# Material supplied

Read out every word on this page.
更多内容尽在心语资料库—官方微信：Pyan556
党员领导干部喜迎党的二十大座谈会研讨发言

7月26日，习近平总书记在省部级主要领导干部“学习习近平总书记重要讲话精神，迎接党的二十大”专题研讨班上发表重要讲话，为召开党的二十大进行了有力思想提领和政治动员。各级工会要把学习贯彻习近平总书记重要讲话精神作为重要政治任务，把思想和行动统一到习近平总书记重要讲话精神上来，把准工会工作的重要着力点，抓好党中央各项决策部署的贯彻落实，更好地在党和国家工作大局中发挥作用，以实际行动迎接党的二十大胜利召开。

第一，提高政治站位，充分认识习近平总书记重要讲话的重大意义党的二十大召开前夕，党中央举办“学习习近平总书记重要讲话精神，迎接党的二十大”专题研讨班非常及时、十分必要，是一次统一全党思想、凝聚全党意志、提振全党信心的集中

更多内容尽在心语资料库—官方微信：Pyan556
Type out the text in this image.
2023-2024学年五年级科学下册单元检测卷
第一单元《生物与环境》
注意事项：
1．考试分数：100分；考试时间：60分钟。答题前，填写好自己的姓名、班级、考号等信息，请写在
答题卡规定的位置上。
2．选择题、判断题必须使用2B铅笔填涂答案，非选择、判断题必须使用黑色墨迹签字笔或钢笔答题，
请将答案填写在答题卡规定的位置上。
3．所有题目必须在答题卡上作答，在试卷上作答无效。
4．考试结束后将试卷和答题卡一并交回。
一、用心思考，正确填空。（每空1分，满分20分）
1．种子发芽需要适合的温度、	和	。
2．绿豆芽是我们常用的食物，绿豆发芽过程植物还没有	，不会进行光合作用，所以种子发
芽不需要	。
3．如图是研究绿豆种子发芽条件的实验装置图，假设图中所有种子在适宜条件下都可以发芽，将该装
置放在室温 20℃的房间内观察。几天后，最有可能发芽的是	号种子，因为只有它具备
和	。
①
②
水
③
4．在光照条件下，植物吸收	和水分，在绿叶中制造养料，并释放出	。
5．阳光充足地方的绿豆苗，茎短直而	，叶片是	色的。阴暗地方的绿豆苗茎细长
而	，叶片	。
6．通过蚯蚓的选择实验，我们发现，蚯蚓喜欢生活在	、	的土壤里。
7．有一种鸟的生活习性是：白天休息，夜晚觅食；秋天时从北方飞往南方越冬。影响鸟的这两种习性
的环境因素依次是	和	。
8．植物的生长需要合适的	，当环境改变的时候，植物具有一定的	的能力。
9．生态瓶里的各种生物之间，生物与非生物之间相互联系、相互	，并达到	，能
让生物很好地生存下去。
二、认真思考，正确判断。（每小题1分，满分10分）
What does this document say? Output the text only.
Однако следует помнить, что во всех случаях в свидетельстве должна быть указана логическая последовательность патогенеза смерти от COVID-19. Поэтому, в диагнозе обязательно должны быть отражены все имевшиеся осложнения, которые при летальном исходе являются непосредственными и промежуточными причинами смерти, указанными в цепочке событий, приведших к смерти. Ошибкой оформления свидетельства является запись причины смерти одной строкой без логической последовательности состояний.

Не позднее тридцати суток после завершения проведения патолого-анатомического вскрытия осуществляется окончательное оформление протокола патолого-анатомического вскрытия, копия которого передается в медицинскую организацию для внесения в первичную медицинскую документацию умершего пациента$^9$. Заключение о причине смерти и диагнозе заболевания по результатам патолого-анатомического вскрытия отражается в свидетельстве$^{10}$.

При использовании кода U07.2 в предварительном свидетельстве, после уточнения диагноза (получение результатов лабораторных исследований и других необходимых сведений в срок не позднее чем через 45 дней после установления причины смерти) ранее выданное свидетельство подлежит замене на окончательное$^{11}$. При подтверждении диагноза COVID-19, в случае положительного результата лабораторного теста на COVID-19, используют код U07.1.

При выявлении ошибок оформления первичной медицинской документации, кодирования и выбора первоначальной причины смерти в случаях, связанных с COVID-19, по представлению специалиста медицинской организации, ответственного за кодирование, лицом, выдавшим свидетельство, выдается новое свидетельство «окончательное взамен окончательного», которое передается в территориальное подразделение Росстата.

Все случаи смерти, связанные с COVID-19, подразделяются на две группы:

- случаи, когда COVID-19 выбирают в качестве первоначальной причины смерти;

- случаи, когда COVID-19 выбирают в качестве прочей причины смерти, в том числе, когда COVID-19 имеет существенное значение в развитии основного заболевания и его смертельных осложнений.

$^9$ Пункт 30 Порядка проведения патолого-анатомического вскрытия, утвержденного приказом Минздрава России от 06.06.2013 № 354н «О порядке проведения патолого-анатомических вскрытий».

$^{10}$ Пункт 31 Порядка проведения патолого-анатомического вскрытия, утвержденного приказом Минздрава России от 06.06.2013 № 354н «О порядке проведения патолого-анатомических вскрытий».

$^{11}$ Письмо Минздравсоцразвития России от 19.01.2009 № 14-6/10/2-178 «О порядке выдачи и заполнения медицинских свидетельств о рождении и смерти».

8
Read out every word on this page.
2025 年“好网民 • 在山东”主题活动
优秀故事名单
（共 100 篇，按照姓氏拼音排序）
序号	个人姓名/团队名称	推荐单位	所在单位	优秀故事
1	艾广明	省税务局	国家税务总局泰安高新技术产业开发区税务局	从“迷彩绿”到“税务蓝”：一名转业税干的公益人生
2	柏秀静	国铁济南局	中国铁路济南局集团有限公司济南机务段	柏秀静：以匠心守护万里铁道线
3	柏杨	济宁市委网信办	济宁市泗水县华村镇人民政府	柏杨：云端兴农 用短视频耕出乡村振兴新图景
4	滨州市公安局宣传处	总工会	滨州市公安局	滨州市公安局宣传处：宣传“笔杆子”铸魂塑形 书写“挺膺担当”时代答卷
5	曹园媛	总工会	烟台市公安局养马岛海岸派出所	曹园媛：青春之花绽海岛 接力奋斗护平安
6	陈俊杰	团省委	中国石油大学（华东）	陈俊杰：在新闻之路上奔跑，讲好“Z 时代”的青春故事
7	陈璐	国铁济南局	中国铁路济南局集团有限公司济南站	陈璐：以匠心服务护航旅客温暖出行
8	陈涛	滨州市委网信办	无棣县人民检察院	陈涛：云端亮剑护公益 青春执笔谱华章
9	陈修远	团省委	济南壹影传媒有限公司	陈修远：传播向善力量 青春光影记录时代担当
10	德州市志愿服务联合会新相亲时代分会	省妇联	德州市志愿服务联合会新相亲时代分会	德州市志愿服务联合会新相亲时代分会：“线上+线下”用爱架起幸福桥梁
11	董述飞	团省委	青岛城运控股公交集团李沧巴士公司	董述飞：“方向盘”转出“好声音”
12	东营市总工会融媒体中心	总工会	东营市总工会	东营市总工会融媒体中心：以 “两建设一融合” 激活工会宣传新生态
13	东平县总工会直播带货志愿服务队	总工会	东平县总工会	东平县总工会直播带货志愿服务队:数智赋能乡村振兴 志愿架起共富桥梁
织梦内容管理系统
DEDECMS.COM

# What the task asks
What is needed here is an exact reproduction of all the entries.

# Solution for this exercise
Read out every word on this page.
更多内容尽在心语资料库—官方微信：Pyan556
党员领导干部喜迎党的二十大座谈会研讨发言

7月26日，习近平总书记在省部级主要领导干部“学习习近平总书记重要讲话精神，迎接党的二十大”专题研讨班上发表重要讲话，为召开党的二十大进行了有力思想提领和政治动员。各级工会要把学习贯彻习近平总书记重要讲话精神作为重要政治任务，把思想和行动统一到习近平总书记重要讲话精神上来，把准工会工作的重要着力点，抓好党中央各项决策部署的贯彻落实，更好地在党和国家工作大局中发挥作用，以实际行动迎接党的二十大胜利召开。

第一，提高政治站位，充分认识习近平总书记重要讲话的重大意义党的二十大召开前夕，党中央举办“学习习近平总书记重要讲话精神，迎接党的二十大”专题研讨班非常及时、十分必要，是一次统一全党思想、凝聚全党意志、提振全党信心的集中

更多内容尽在心语资料库—官方微信：Pyan556
Type out the text in this image.
2023-2024学年五年级科学下册单元检测卷
第一单元《生物与环境》
注意事项：
1．考试分数：100分；考试时间：60分钟。答题前，填写好自己的姓名、班级、考号等信息，请写在
答题卡规定的位置上。
2．选择题、判断题必须使用2B铅笔填涂答案，非选择、判断题必须使用黑色墨迹签字笔或钢笔答题，
请将答案填写在答题卡规定的位置上。
3．所有题目必须在答题卡上作答，在试卷上作答无效。
4．考试结束后将试卷和答题卡一并交回。
一、用心思考，正确填空。（每空1分，满分20分）
1．种子发芽需要适合的温度、	和	。
2．绿豆芽是我们常用的食物，绿豆发芽过程植物还没有	，不会进行光合作用，所以种子发
芽不需要	。
3．如图是研究绿豆种子发芽条件的实验装置图，假设图中所有种子在适宜条件下都可以发芽，将该装
置放在室温 20℃的房间内观察。几天后，最有可能发芽的是	号种子，因为只有它具备
和	。
①
②
水
③
4．在光照条件下，植物吸收	和水分，在绿叶中制造养料，并释放出	。
5．阳光充足地方的绿豆苗，茎短直而	，叶片是	色的。阴暗地方的绿豆苗茎细长
而	，叶片	。
6．通过蚯蚓的选择实验，我们发现，蚯蚓喜欢生活在	、	的土壤里。
7．有一种鸟的生活习性是：白天休息，夜晚觅食；秋天时从北方飞往南方越冬。影响鸟的这两种习性
的环境因素依次是	和	。
8．植物的生长需要合适的	，当环境改变的时候，植物具有一定的	的能力。
9．生态瓶里的各种生物之间，生物与非生物之间相互联系、相互	，并达到	，能
让生物很好地生存下去。
二、认真思考，正确判断。（每小题1分，满分10分）
What does this document say? Output the text only.
Однако следует помнить, что во всех случаях в свидетельстве должна быть указана логическая последовательность патогенеза смерти от COVID-19. Поэтому, в диагнозе обязательно должны быть отражены все имевшиеся осложнения, которые при летальном исходе являются непосредственными и промежуточными причинами смерти, указанными в цепочке событий, приведших к смерти. Ошибкой оформления свидетельства является запись причины смерти одной строкой без логической последовательности состояний.

Не позднее тридцати суток после завершения проведения патолого-анатомического вскрытия осуществляется окончательное оформление протокола патолого-анатомического вскрытия, копия которого передается в медицинскую организацию для внесения в первичную медицинскую документацию умершего пациента$^9$. Заключение о причине смерти и диагнозе заболевания по результатам патолого-анатомического вскрытия отражается в свидетельстве$^{10}$.

При использовании кода U07.2 в предварительном свидетельстве, после уточнения диагноза (получение результатов лабораторных исследований и других необходимых сведений в срок не позднее чем через 45 дней после установления причины смерти) ранее выданное свидетельство подлежит замене на окончательное$^{11}$. При подтверждении диагноза COVID-19, в случае положительного результата лабораторного теста на COVID-19, используют код U07.1.

При выявлении ошибок оформления первичной медицинской документации, кодирования и выбора первоначальной причины смерти в случаях, связанных с COVID-19, по представлению специалиста медицинской организации, ответственного за кодирование, лицом, выдавшим свидетельство, выдается новое свидетельство «окончательное взамен окончательного», которое передается в территориальное подразделение Росстата.

Все случаи смерти, связанные с COVID-19, подразделяются на две группы:

- случаи, когда COVID-19 выбирают в качестве первоначальной причины смерти;

- случаи, когда COVID-19 выбирают в качестве прочей причины смерти, в том числе, когда COVID-19 имеет существенное значение в развитии основного заболевания и его смертельных осложнений.

$^9$ Пункт 30 Порядка проведения патолого-анатомического вскрытия, утвержденного приказом Минздрава России от 06.06.2013 № 354н «О порядке проведения патолого-анатомических вскрытий».

$^{10}$ Пункт 31 Порядка проведения патолого-анатомического вскрытия, утвержденного приказом Минздрава России от 06.06.2013 № 354н «О порядке проведения патолого-анатомических вскрытий».

$^{11}$ Письмо Минздравсоцразвития России от 19.01.2009 № 14-6/10/2-178 «О порядке выдачи и заполнения медицинских свидетельств о рождении и смерти».

8
Read out every word on this page.
2025 年“好网民 • 在山东”主题活动
优秀故事名单
（共 100 篇，按照姓氏拼音排序）
序号	个人姓名/团队名称	推荐单位	所在单位	优秀故事
1	艾广明	省税务局	国家税务总局泰安高新技术产业开发区税务局	从“迷彩绿”到“税务蓝”：一名转业税干的公益人生
2	柏秀静	国铁济南局	中国铁路济南局集团有限公司济南机务段	柏秀静：以匠心守护万里铁道线
3	柏杨	济宁市委网信办	济宁市泗水县华村镇人民政府	柏杨：云端兴农 用短视频耕出乡村振兴新图景
4	滨州市公安局宣传处	总工会	滨州市公安局	滨州市公安局宣传处：宣传“笔杆子”铸魂塑形 书写“挺膺担当”时代答卷
5	曹园媛	总工会	烟台市公安局养马岛海岸派出所	曹园媛：青春之花绽海岛 接力奋斗护平安
6	陈俊杰	团省委	中国石油大学（华东）	陈俊杰：在新闻之路上奔跑，讲好“Z 时代”的青春故事
7	陈璐	国铁济南局	中国铁路济南局集团有限公司济南站	陈璐：以匠心服务护航旅客温暖出行
8	陈涛	滨州市委网信办	无棣县人民检察院	陈涛：云端亮剑护公益 青春执笔谱华章
9	陈修远	团省委	济南壹影传媒有限公司	陈修远：传播向善力量 青春光影记录时代担当
10	德州市志愿服务联合会新相亲时代分会	省妇联	德州市志愿服务联合会新相亲时代分会	德州市志愿服务联合会新相亲时代分会：“线上+线下”用爱架起幸福桥梁
11	董述飞	团省委	青岛城运控股公交集团李沧巴士公司	董述飞：“方向盘”转出“好声音”
12	东营市总工会融媒体中心	总工会	东营市总工会	东营市总工会融媒体中心：以 “两建设一融合” 激活工会宣传新生态
13	东平县总工会直播带货志愿服务队	总工会	东平县总工会	东平县总工会直播带货志愿服务队:数智赋能乡村振兴 志愿架起共富桥梁
织梦内容管理系统
DEDECMS.COM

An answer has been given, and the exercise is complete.